REQUIRED WORK =
An exact reproduction of the records is required, with all images left out.

■ ■ ■ ■

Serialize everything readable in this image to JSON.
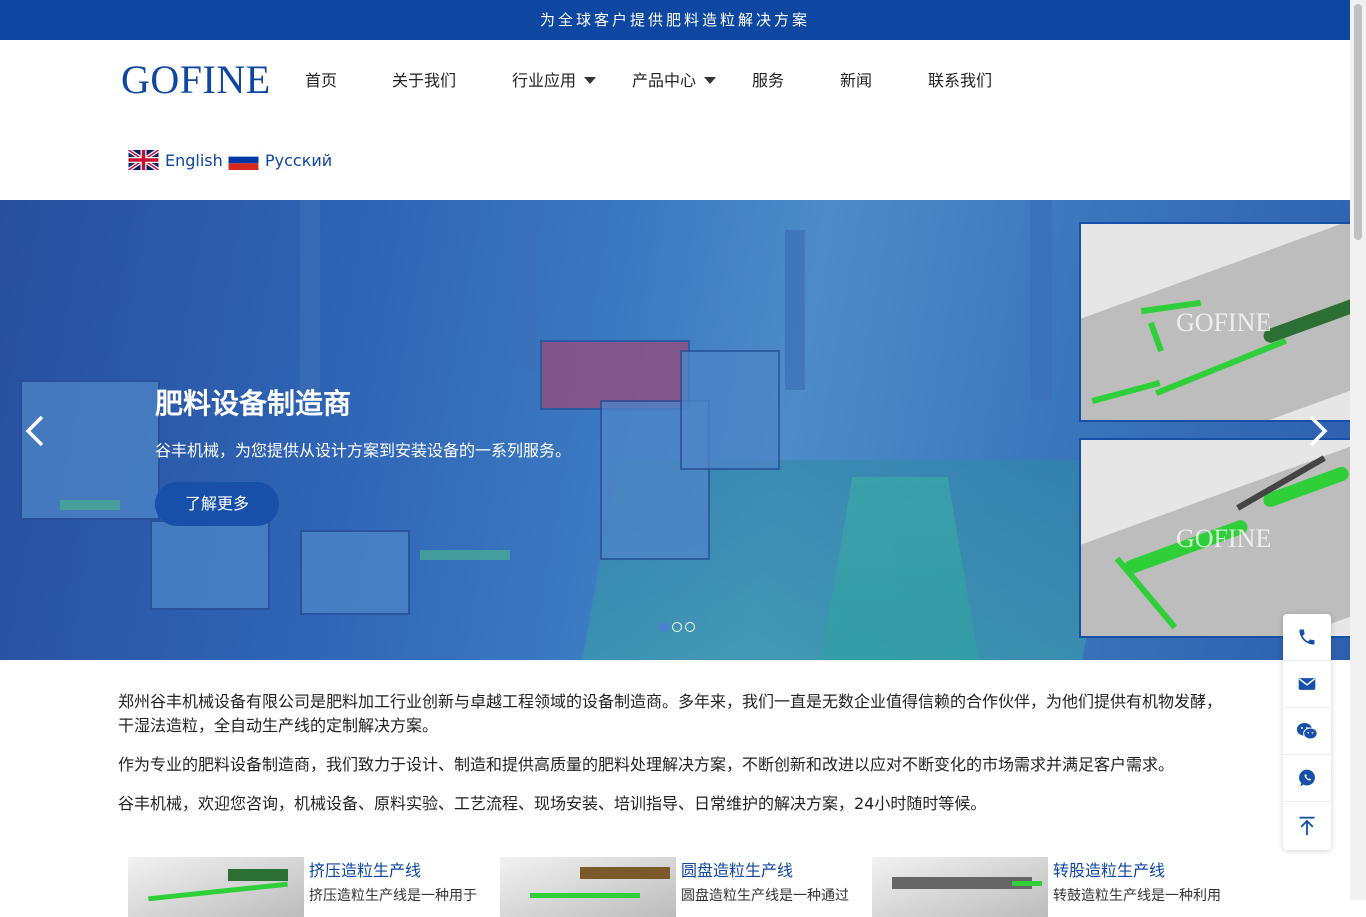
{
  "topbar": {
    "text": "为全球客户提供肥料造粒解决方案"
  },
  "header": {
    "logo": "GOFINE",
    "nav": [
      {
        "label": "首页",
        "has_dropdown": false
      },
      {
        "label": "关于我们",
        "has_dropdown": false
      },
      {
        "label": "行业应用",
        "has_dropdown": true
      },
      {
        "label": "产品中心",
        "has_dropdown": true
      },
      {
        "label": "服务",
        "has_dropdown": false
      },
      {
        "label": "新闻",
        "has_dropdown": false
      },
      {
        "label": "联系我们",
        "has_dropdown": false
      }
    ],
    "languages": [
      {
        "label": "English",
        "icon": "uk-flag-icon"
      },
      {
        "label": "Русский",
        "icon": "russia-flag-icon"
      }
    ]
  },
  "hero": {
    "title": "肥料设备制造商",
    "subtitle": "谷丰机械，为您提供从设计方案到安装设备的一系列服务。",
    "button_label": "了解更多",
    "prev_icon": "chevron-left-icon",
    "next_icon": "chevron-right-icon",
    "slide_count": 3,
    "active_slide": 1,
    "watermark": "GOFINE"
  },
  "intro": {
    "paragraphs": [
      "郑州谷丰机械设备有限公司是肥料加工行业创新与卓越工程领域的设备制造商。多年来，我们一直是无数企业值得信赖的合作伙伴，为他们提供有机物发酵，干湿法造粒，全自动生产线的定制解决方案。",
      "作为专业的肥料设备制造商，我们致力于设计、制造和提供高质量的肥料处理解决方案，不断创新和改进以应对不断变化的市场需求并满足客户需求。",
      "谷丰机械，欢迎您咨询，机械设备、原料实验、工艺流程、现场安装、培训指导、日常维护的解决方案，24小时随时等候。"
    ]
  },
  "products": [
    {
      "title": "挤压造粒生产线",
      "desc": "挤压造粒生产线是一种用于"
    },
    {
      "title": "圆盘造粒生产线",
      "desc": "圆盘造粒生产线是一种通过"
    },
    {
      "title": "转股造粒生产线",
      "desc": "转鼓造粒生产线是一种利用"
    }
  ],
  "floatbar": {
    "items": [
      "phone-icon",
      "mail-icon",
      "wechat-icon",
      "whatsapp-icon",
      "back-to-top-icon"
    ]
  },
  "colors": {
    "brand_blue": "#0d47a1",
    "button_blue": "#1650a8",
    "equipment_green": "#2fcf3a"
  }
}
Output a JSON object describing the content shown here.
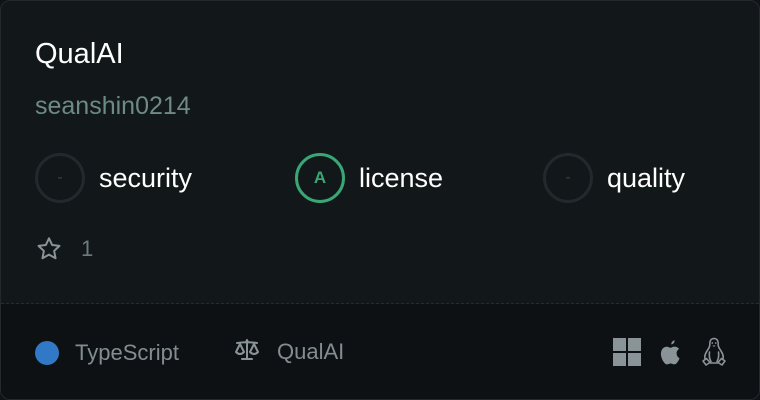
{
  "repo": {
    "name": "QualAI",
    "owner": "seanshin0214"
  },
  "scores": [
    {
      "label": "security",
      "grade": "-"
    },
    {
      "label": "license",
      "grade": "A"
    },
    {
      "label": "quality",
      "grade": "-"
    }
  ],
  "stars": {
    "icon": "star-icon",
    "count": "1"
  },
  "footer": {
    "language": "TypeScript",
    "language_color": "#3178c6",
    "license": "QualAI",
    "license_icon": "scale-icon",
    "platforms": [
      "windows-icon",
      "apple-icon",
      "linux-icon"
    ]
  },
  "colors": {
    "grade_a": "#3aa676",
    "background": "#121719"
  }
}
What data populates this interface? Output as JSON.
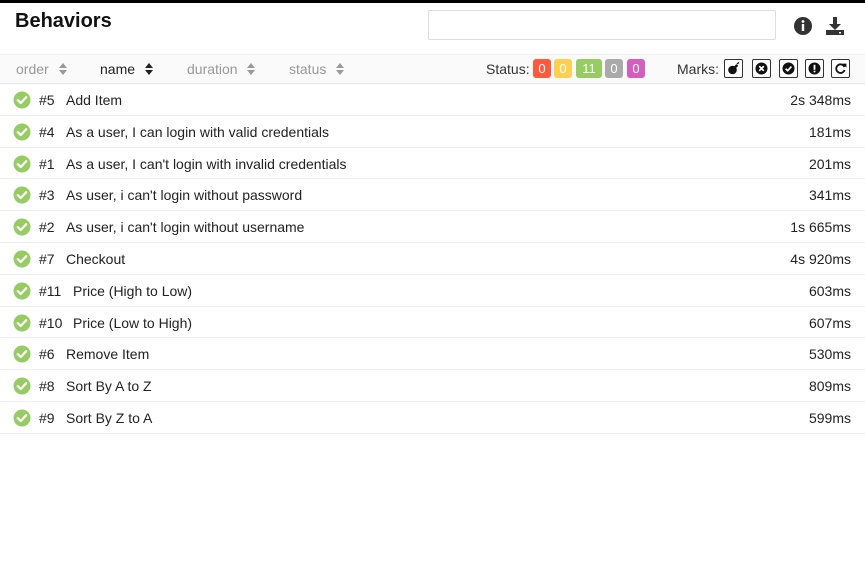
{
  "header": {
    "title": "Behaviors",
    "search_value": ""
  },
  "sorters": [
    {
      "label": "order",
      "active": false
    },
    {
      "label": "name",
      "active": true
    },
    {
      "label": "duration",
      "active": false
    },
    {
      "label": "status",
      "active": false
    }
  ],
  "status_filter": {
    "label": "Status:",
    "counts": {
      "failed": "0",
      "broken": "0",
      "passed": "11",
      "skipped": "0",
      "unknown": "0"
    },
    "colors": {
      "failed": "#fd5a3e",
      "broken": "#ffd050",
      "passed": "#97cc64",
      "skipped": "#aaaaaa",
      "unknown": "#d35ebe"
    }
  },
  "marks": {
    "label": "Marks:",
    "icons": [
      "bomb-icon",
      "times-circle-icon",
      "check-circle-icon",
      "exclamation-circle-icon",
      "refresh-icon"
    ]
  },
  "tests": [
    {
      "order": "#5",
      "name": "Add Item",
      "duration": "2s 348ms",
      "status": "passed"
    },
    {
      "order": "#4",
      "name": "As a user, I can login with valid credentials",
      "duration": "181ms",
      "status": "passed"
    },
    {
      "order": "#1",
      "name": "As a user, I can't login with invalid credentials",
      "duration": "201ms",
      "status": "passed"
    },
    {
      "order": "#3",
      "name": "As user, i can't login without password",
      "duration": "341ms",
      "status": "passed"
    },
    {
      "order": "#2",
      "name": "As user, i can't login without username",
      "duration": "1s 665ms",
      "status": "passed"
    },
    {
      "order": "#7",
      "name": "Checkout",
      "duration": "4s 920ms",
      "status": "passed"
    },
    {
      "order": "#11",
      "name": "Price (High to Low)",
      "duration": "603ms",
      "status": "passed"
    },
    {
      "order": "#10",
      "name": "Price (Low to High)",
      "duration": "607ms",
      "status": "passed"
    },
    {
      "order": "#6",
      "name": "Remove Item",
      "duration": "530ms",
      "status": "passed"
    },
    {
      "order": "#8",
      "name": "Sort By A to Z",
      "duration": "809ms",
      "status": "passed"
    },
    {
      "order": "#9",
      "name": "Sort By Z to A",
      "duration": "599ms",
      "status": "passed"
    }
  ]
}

■ ■ ■ ■

ANSWER TO THIS EXERCISE =
Serialize everything readable in this image to JSON.
{
  "topbar": {
    "text": "为全球客户提供肥料造粒解决方案"
  },
  "header": {
    "logo": "GOFINE",
    "nav": [
      {
        "label": "首页",
        "has_dropdown": false
      },
      {
        "label": "关于我们",
        "has_dropdown": false
      },
      {
        "label": "行业应用",
        "has_dropdown": true
      },
      {
        "label": "产品中心",
        "has_dropdown": true
      },
      {
        "label": "服务",
        "has_dropdown": false
      },
      {
        "label": "新闻",
        "has_dropdown": false
      },
      {
        "label": "联系我们",
        "has_dropdown": false
      }
    ],
    "languages": [
      {
        "label": "English",
        "icon": "uk-flag-icon"
      },
      {
        "label": "Русский",
        "icon": "russia-flag-icon"
      }
    ]
  },
  "hero": {
    "title": "肥料设备制造商",
    "subtitle": "谷丰机械，为您提供从设计方案到安装设备的一系列服务。",
    "button_label": "了解更多",
    "prev_icon": "chevron-left-icon",
    "next_icon": "chevron-right-icon",
    "slide_count": 3,
    "active_slide": 1,
    "watermark": "GOFINE"
  },
  "intro": {
    "paragraphs": [
      "郑州谷丰机械设备有限公司是肥料加工行业创新与卓越工程领域的设备制造商。多年来，我们一直是无数企业值得信赖的合作伙伴，为他们提供有机物发酵，干湿法造粒，全自动生产线的定制解决方案。",
      "作为专业的肥料设备制造商，我们致力于设计、制造和提供高质量的肥料处理解决方案，不断创新和改进以应对不断变化的市场需求并满足客户需求。",
      "谷丰机械，欢迎您咨询，机械设备、原料实验、工艺流程、现场安装、培训指导、日常维护的解决方案，24小时随时等候。"
    ]
  },
  "products": [
    {
      "title": "挤压造粒生产线",
      "desc": "挤压造粒生产线是一种用于"
    },
    {
      "title": "圆盘造粒生产线",
      "desc": "圆盘造粒生产线是一种通过"
    },
    {
      "title": "转股造粒生产线",
      "desc": "转鼓造粒生产线是一种利用"
    }
  ],
  "floatbar": {
    "items": [
      "phone-icon",
      "mail-icon",
      "wechat-icon",
      "whatsapp-icon",
      "back-to-top-icon"
    ]
  },
  "colors": {
    "brand_blue": "#0d47a1",
    "button_blue": "#1650a8",
    "equipment_green": "#2fcf3a"
  }
}
Output a JSON object describing the content shown here.
{
  "repo": {
    "name": "QualAI",
    "owner": "seanshin0214"
  },
  "scores": [
    {
      "label": "security",
      "grade": "-"
    },
    {
      "label": "license",
      "grade": "A"
    },
    {
      "label": "quality",
      "grade": "-"
    }
  ],
  "stars": {
    "icon": "star-icon",
    "count": "1"
  },
  "footer": {
    "language": "TypeScript",
    "language_color": "#3178c6",
    "license": "QualAI",
    "license_icon": "scale-icon",
    "platforms": [
      "windows-icon",
      "apple-icon",
      "linux-icon"
    ]
  },
  "colors": {
    "grade_a": "#3aa676",
    "background": "#121719"
  }
}
What data populates this interface? Output as JSON.
{
  "header": {
    "title": "Behaviors",
    "search_value": ""
  },
  "sorters": [
    {
      "label": "order",
      "active": false
    },
    {
      "label": "name",
      "active": true
    },
    {
      "label": "duration",
      "active": false
    },
    {
      "label": "status",
      "active": false
    }
  ],
  "status_filter": {
    "label": "Status:",
    "counts": {
      "failed": "0",
      "broken": "0",
      "passed": "11",
      "skipped": "0",
      "unknown": "0"
    },
    "colors": {
      "failed": "#fd5a3e",
      "broken": "#ffd050",
      "passed": "#97cc64",
      "skipped": "#aaaaaa",
      "unknown": "#d35ebe"
    }
  },
  "marks": {
    "label": "Marks:",
    "icons": [
      "bomb-icon",
      "times-circle-icon",
      "check-circle-icon",
      "exclamation-circle-icon",
      "refresh-icon"
    ]
  },
  "tests": [
    {
      "order": "#5",
      "name": "Add Item",
      "duration": "2s 348ms",
      "status": "passed"
    },
    {
      "order": "#4",
      "name": "As a user, I can login with valid credentials",
      "duration": "181ms",
      "status": "passed"
    },
    {
      "order": "#1",
      "name": "As a user, I can't login with invalid credentials",
      "duration": "201ms",
      "status": "passed"
    },
    {
      "order": "#3",
      "name": "As user, i can't login without password",
      "duration": "341ms",
      "status": "passed"
    },
    {
      "order": "#2",
      "name": "As user, i can't login without username",
      "duration": "1s 665ms",
      "status": "passed"
    },
    {
      "order": "#7",
      "name": "Checkout",
      "duration": "4s 920ms",
      "status": "passed"
    },
    {
      "order": "#11",
      "name": "Price (High to Low)",
      "duration": "603ms",
      "status": "passed"
    },
    {
      "order": "#10",
      "name": "Price (Low to High)",
      "duration": "607ms",
      "status": "passed"
    },
    {
      "order": "#6",
      "name": "Remove Item",
      "duration": "530ms",
      "status": "passed"
    },
    {
      "order": "#8",
      "name": "Sort By A to Z",
      "duration": "809ms",
      "status": "passed"
    },
    {
      "order": "#9",
      "name": "Sort By Z to A",
      "duration": "599ms",
      "status": "passed"
    }
  ]
}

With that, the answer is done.